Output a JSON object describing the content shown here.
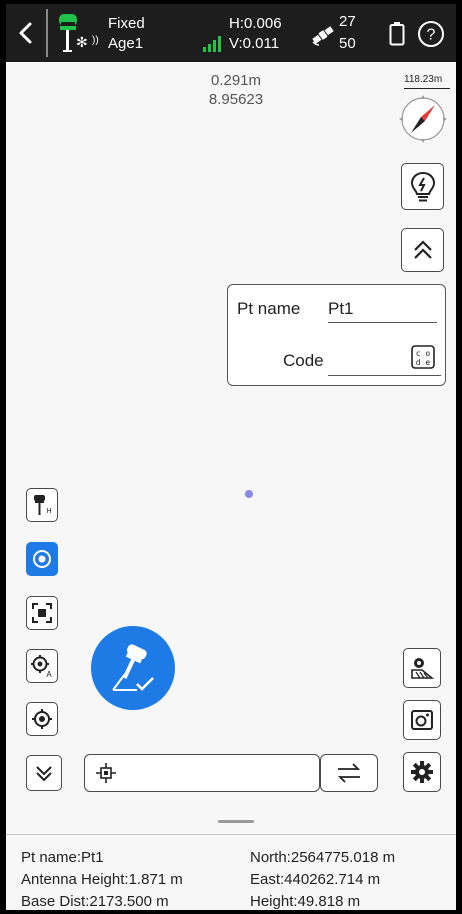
{
  "status_bar": {
    "fix_status": "Fixed",
    "age": "Age1",
    "h_precision": "H:0.006",
    "v_precision": "V:0.011",
    "sats_used": "27",
    "sats_total": "50"
  },
  "map": {
    "distance": "0.291m",
    "bearing": "8.95623",
    "scale": "118.23m"
  },
  "point_panel": {
    "pt_name_label": "Pt name",
    "pt_name_value": "Pt1",
    "code_label": "Code",
    "code_value": ""
  },
  "info": {
    "pt_name": "Pt name:Pt1",
    "antenna_height": "Antenna Height:1.871 m",
    "base_dist": "Base Dist:2173.500 m",
    "north": "North:2564775.018 m",
    "east": "East:440262.714 m",
    "height": "Height:49.818 m"
  },
  "icons": [
    "back-icon",
    "gnss-receiver-icon",
    "bluetooth-icon",
    "signal-bars-icon",
    "satellite-icon",
    "battery-icon",
    "help-icon",
    "compass-icon",
    "bulb-icon",
    "double-chevron-up-icon",
    "code-icon",
    "antenna-height-icon",
    "stakeout-point-icon",
    "zoom-extent-icon",
    "target-a-icon",
    "locate-icon",
    "double-chevron-down-icon",
    "point-marker-icon",
    "swap-icon",
    "map-layer-icon",
    "camera-icon",
    "settings-icon",
    "survey-point-icon"
  ],
  "colors": {
    "accent": "#1e7be6",
    "topbar": "#1d1d1d",
    "signal": "#22c34a",
    "compass_needle": "#e53935"
  }
}
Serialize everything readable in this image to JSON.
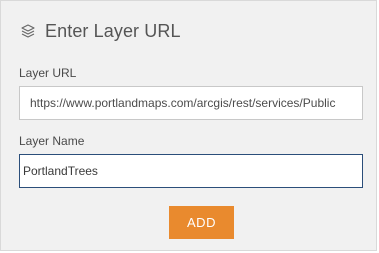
{
  "dialog": {
    "title": "Enter Layer URL",
    "title_icon": "layers-icon"
  },
  "fields": {
    "url": {
      "label": "Layer URL",
      "value": "https://www.portlandmaps.com/arcgis/rest/services/Public"
    },
    "name": {
      "label": "Layer Name",
      "value": "PortlandTrees"
    }
  },
  "actions": {
    "add_label": "ADD"
  },
  "colors": {
    "accent": "#e98a2e",
    "focus_border": "#2b4e7a"
  }
}
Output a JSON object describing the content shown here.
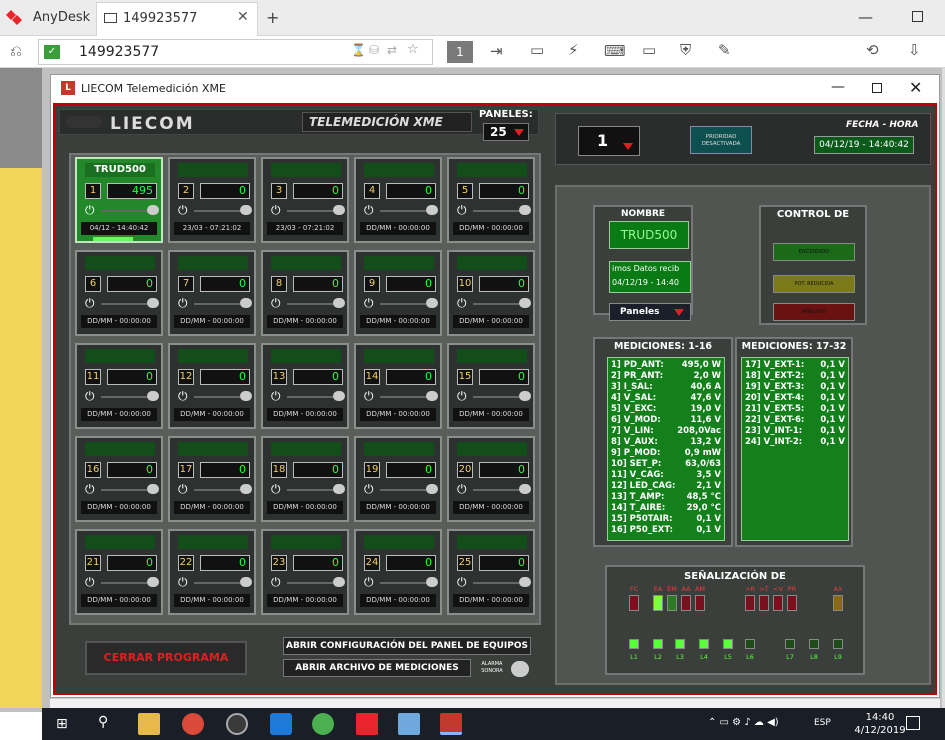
{
  "anydesk": {
    "app_name": "AnyDesk",
    "tab_label": "149923577",
    "tab_close": "✕",
    "new_tab": "+",
    "address": "149923577",
    "page_number": "1"
  },
  "window": {
    "title": "LIECOM Telemedición XME",
    "min": "—",
    "close": "✕"
  },
  "header": {
    "logo": "LIECOM",
    "subtitle": "TELEMEDICIÓN XME",
    "paneles_label": "PANELES:",
    "paneles_value": "25",
    "selector_value": "1",
    "priority_text": "PRIORIDAD DESACTIVADA",
    "fecha_label": "FECHA - HORA",
    "fecha_value": "04/12/19 - 14:40:42"
  },
  "cells": [
    {
      "num": "1",
      "value": "495",
      "time": "04/12 - 14:40:42",
      "title": "TRUD500",
      "active": true
    },
    {
      "num": "2",
      "value": "0",
      "time": "23/03 - 07:21:02",
      "title": "",
      "active": false
    },
    {
      "num": "3",
      "value": "0",
      "time": "23/03 - 07:21:02",
      "title": "",
      "active": false
    },
    {
      "num": "4",
      "value": "0",
      "time": "DD/MM - 00:00:00",
      "title": "",
      "active": false
    },
    {
      "num": "5",
      "value": "0",
      "time": "DD/MM - 00:00:00",
      "title": "",
      "active": false
    },
    {
      "num": "6",
      "value": "0",
      "time": "DD/MM - 00:00:00",
      "title": "",
      "active": false
    },
    {
      "num": "7",
      "value": "0",
      "time": "DD/MM - 00:00:00",
      "title": "",
      "active": false
    },
    {
      "num": "8",
      "value": "0",
      "time": "DD/MM - 00:00:00",
      "title": "",
      "active": false
    },
    {
      "num": "9",
      "value": "0",
      "time": "DD/MM - 00:00:00",
      "title": "",
      "active": false
    },
    {
      "num": "10",
      "value": "0",
      "time": "DD/MM - 00:00:00",
      "title": "",
      "active": false
    },
    {
      "num": "11",
      "value": "0",
      "time": "DD/MM - 00:00:00",
      "title": "",
      "active": false
    },
    {
      "num": "12",
      "value": "0",
      "time": "DD/MM - 00:00:00",
      "title": "",
      "active": false
    },
    {
      "num": "13",
      "value": "0",
      "time": "DD/MM - 00:00:00",
      "title": "",
      "active": false
    },
    {
      "num": "14",
      "value": "0",
      "time": "DD/MM - 00:00:00",
      "title": "",
      "active": false
    },
    {
      "num": "15",
      "value": "0",
      "time": "DD/MM - 00:00:00",
      "title": "",
      "active": false
    },
    {
      "num": "16",
      "value": "0",
      "time": "DD/MM - 00:00:00",
      "title": "",
      "active": false
    },
    {
      "num": "17",
      "value": "0",
      "time": "DD/MM - 00:00:00",
      "title": "",
      "active": false
    },
    {
      "num": "18",
      "value": "0",
      "time": "DD/MM - 00:00:00",
      "title": "",
      "active": false
    },
    {
      "num": "19",
      "value": "0",
      "time": "DD/MM - 00:00:00",
      "title": "",
      "active": false
    },
    {
      "num": "20",
      "value": "0",
      "time": "DD/MM - 00:00:00",
      "title": "",
      "active": false
    },
    {
      "num": "21",
      "value": "0",
      "time": "DD/MM - 00:00:00",
      "title": "",
      "active": false
    },
    {
      "num": "22",
      "value": "0",
      "time": "DD/MM - 00:00:00",
      "title": "",
      "active": false
    },
    {
      "num": "23",
      "value": "0",
      "time": "DD/MM - 00:00:00",
      "title": "",
      "active": false
    },
    {
      "num": "24",
      "value": "0",
      "time": "DD/MM - 00:00:00",
      "title": "",
      "active": false
    },
    {
      "num": "25",
      "value": "0",
      "time": "DD/MM - 00:00:00",
      "title": "",
      "active": false
    }
  ],
  "buttons": {
    "cerrar": "CERRAR PROGRAMA",
    "config": "ABRIR CONFIGURACIÓN DEL PANEL DE EQUIPOS",
    "archivo": "ABRIR ARCHIVO DE MEDICIONES",
    "alarma": "ALARMA SONORA"
  },
  "nombre": {
    "label": "NOMBRE",
    "value": "TRUD500",
    "ultimos_line1": "imos Datos recib",
    "ultimos_line2": "04/12/19 - 14:40",
    "paneles_btn": "Paneles"
  },
  "control": {
    "label": "CONTROL DE",
    "b1": "ENCENDIDO",
    "b2": "POT. REDUCIDA",
    "b3": "APAGADO"
  },
  "mediciones1": {
    "label": "MEDICIONES: 1-16",
    "rows": [
      [
        "1] PD_ANT:",
        "495,0 W"
      ],
      [
        "2] PR_ANT:",
        "2,0 W"
      ],
      [
        "3] I_SAL:",
        "40,6 A"
      ],
      [
        "4] V_SAL:",
        "47,6 V"
      ],
      [
        "5] V_EXC:",
        "19,0 V"
      ],
      [
        "6] V_MOD:",
        "11,6 V"
      ],
      [
        "7] V_LIN:",
        "208,0Vac"
      ],
      [
        "8] V_AUX:",
        "13,2 V"
      ],
      [
        "9] P_MOD:",
        "0,9 mW"
      ],
      [
        "10] SET_P:",
        "63,0/63"
      ],
      [
        "11] V_CAG:",
        "3,5 V"
      ],
      [
        "12] LED_CAG:",
        "2,1 V"
      ],
      [
        "13] T_AMP:",
        "48,5 °C"
      ],
      [
        "14] T_AIRE:",
        "29,0 °C"
      ],
      [
        "15] P50TAIR:",
        "0,1 V"
      ],
      [
        "16] P50_EXT:",
        "0,1 V"
      ]
    ]
  },
  "mediciones2": {
    "label": "MEDICIONES: 17-32",
    "rows": [
      [
        "17] V_EXT-1:",
        "0,1 V"
      ],
      [
        "18] V_EXT-2:",
        "0,1 V"
      ],
      [
        "19] V_EXT-3:",
        "0,1 V"
      ],
      [
        "20] V_EXT-4:",
        "0,1 V"
      ],
      [
        "21] V_EXT-5:",
        "0,1 V"
      ],
      [
        "22] V_EXT-6:",
        "0,1 V"
      ],
      [
        "23] V_INT-1:",
        "0,1 V"
      ],
      [
        "24] V_INT-2:",
        "0,1 V"
      ]
    ]
  },
  "senalizacion": {
    "label": "SEÑALIZACIÓN DE",
    "top_leds": [
      {
        "label": "FC",
        "color": "#7a0f1e"
      },
      {
        "label": "EA",
        "color": "#7dff3c"
      },
      {
        "label": "EM",
        "color": "#2e7a24"
      },
      {
        "label": "AA",
        "color": "#7a0f1e"
      },
      {
        "label": "AM",
        "color": "#7a0f1e"
      },
      {
        "label": ">R",
        "color": "#7a0f1e"
      },
      {
        "label": ">T",
        "color": "#7a0f1e"
      },
      {
        "label": "<V",
        "color": "#7a0f1e"
      },
      {
        "label": "PR",
        "color": "#7a0f1e"
      },
      {
        "label": "AX",
        "color": "#8a6a10"
      }
    ],
    "bottom_leds": [
      {
        "label": "L1",
        "color": "#5cff3c"
      },
      {
        "label": "L2",
        "color": "#5cff3c"
      },
      {
        "label": "L3",
        "color": "#5cff3c"
      },
      {
        "label": "L4",
        "color": "#5cff3c"
      },
      {
        "label": "L5",
        "color": "#5cff3c"
      },
      {
        "label": "L6",
        "color": "#1f4a1a"
      },
      {
        "label": "L7",
        "color": "#1f4a1a"
      },
      {
        "label": "L8",
        "color": "#1f4a1a"
      },
      {
        "label": "L9",
        "color": "#1f4a1a"
      }
    ]
  },
  "taskbar": {
    "lang": "ESP",
    "time": "14:40",
    "date": "4/12/2019"
  }
}
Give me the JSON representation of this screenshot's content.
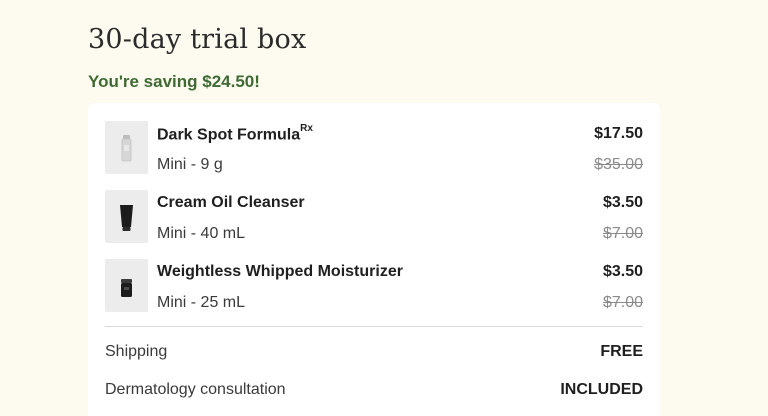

-----

▶ _PROMPT_
Report the number of lines in the listing above that include the word "this", and nothing else.

▶ _ANSWER TO THE PROBLEM_
2